-- begin Recorded information --
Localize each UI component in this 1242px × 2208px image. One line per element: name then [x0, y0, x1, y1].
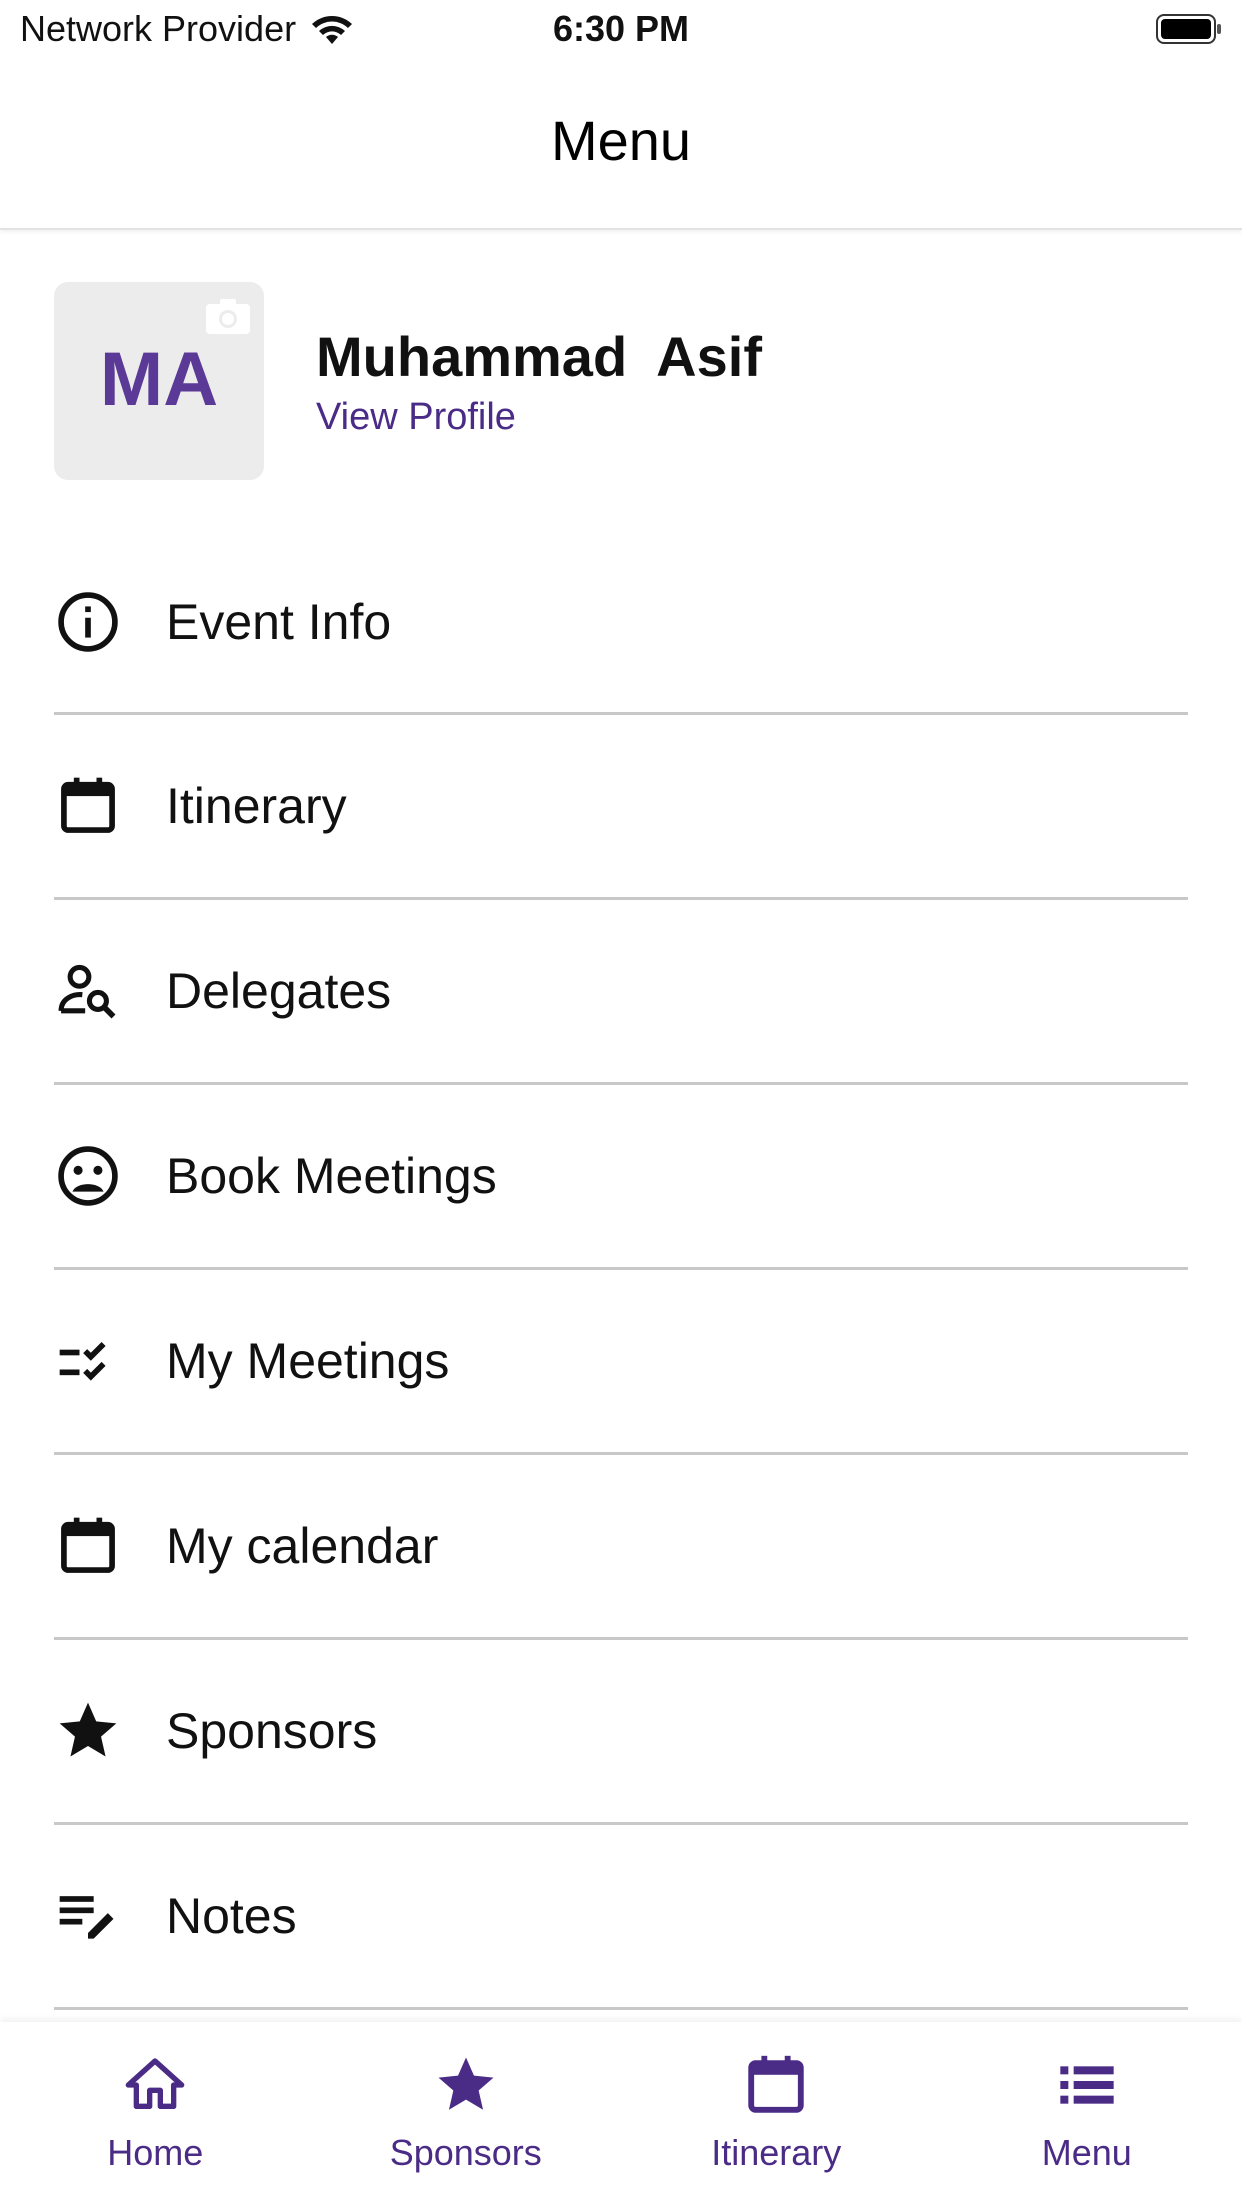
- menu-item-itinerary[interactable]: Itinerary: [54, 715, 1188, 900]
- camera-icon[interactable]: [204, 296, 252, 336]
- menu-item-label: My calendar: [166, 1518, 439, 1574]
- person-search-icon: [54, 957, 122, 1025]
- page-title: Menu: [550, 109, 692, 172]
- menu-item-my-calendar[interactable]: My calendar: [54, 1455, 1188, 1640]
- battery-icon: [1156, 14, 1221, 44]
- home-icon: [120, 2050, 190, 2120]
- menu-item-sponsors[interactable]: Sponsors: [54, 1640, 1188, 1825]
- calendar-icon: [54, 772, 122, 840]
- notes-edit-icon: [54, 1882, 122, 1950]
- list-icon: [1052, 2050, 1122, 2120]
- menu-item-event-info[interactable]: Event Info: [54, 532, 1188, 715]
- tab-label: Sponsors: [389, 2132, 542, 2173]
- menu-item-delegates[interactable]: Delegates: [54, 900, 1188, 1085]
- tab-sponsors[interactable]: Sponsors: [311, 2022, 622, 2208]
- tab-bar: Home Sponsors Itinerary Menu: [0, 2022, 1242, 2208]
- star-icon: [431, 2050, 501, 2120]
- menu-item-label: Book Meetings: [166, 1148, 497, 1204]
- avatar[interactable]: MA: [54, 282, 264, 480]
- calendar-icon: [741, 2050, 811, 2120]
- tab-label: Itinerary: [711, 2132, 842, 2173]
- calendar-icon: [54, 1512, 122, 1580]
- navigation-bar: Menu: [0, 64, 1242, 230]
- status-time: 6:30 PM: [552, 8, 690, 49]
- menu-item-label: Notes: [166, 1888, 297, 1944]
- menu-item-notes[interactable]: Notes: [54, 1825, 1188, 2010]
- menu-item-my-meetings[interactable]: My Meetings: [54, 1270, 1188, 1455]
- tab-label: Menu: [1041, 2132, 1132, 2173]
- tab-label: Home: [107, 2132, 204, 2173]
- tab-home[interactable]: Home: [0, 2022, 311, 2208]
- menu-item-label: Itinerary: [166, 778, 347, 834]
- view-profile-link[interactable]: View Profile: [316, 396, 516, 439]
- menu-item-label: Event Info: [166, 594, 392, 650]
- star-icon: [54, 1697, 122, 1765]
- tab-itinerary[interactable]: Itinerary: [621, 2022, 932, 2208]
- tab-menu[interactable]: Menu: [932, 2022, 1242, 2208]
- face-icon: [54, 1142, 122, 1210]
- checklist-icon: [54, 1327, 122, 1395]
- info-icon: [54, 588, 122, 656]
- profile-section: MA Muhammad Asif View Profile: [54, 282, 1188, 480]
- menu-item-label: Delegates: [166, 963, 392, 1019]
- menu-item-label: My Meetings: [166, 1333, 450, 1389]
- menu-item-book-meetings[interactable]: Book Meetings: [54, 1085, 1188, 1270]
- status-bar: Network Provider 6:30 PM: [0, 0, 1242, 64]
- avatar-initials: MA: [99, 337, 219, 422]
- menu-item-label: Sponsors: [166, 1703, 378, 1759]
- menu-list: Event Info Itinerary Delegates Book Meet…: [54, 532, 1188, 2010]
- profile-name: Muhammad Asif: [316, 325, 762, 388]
-- end Recorded information --
## Set exercise
Format every line of the rows above as a numbered list, skipping blank lines. Leave the pictures out.

## Solution below
1. Localize each UI component in this 1242px × 2208px image. One line per element: name then [x0, y0, x1, y1].
2. - menu-item-itinerary[interactable]: Itinerary: [54, 715, 1188, 900]
3. - camera-icon[interactable]: [204, 296, 252, 336]
4. - menu-item-label: My calendar: [166, 1518, 439, 1574]
5. - person-search-icon: [54, 957, 122, 1025]
6. - page-title: Menu: [550, 109, 692, 172]
7. - menu-item-my-calendar[interactable]: My calendar: [54, 1455, 1188, 1640]
8. - battery-icon: [1156, 14, 1221, 44]
9. - home-icon: [120, 2050, 190, 2120]
10. - menu-item-sponsors[interactable]: Sponsors: [54, 1640, 1188, 1825]
11. - calendar-icon: [54, 772, 122, 840]
12. - notes-edit-icon: [54, 1882, 122, 1950]
13. - list-icon: [1052, 2050, 1122, 2120]
14. - menu-item-event-info[interactable]: Event Info: [54, 532, 1188, 715]
15. - tab-label: Sponsors: [389, 2132, 542, 2173]
16. - menu-item-delegates[interactable]: Delegates: [54, 900, 1188, 1085]
17. - tab-sponsors[interactable]: Sponsors: [311, 2022, 622, 2208]
18. - tab-bar: Home Sponsors Itinerary Menu: [0, 2022, 1242, 2208]
19. - star-icon: [431, 2050, 501, 2120]
20. - menu-item-label: Book Meetings: [166, 1148, 497, 1204]
21. - avatar[interactable]: MA: [54, 282, 264, 480]
22. - calendar-icon: [741, 2050, 811, 2120]
23. - tab-label: Itinerary: [711, 2132, 842, 2173]
24. - calendar-icon: [54, 1512, 122, 1580]
25. - navigation-bar: Menu: [0, 64, 1242, 230]
26. - status-time: 6:30 PM: [552, 8, 690, 49]
27. - menu-item-label: Notes: [166, 1888, 297, 1944]
28. - menu-item-notes[interactable]: Notes: [54, 1825, 1188, 2010]
29. - menu-item-my-meetings[interactable]: My Meetings: [54, 1270, 1188, 1455]
30. - tab-label: Menu: [1041, 2132, 1132, 2173]
31. - tab-label: Home: [107, 2132, 204, 2173]
32. - tab-home[interactable]: Home: [0, 2022, 311, 2208]
33. - menu-item-label: Itinerary: [166, 778, 347, 834]
34. - view-profile-link[interactable]: View Profile: [316, 396, 516, 439]
35. - menu-item-label: Event Info: [166, 594, 392, 650]
36. - star-icon: [54, 1697, 122, 1765]
37. - tab-itinerary[interactable]: Itinerary: [621, 2022, 932, 2208]
38. - tab-menu[interactable]: Menu: [932, 2022, 1242, 2208]
39. - face-icon: [54, 1142, 122, 1210]
40. - checklist-icon: [54, 1327, 122, 1395]
41. - info-icon: [54, 588, 122, 656]
42. - profile-section: MA Muhammad Asif View Profile: [54, 282, 1188, 480]
43. - menu-item-label: Delegates: [166, 963, 392, 1019]
44. - menu-item-label: My Meetings: [166, 1333, 450, 1389]
45. - menu-item-book-meetings[interactable]: Book Meetings: [54, 1085, 1188, 1270]
46. - status-bar: Network Provider 6:30 PM: [0, 0, 1242, 64]
47. - avatar-initials: MA: [99, 337, 219, 422]
48. - menu-item-label: Sponsors: [166, 1703, 378, 1759]
49. - menu-list: Event Info Itinerary Delegates Book Meet…: [54, 532, 1188, 2010]
50. - profile-name: Muhammad Asif: [316, 325, 762, 388]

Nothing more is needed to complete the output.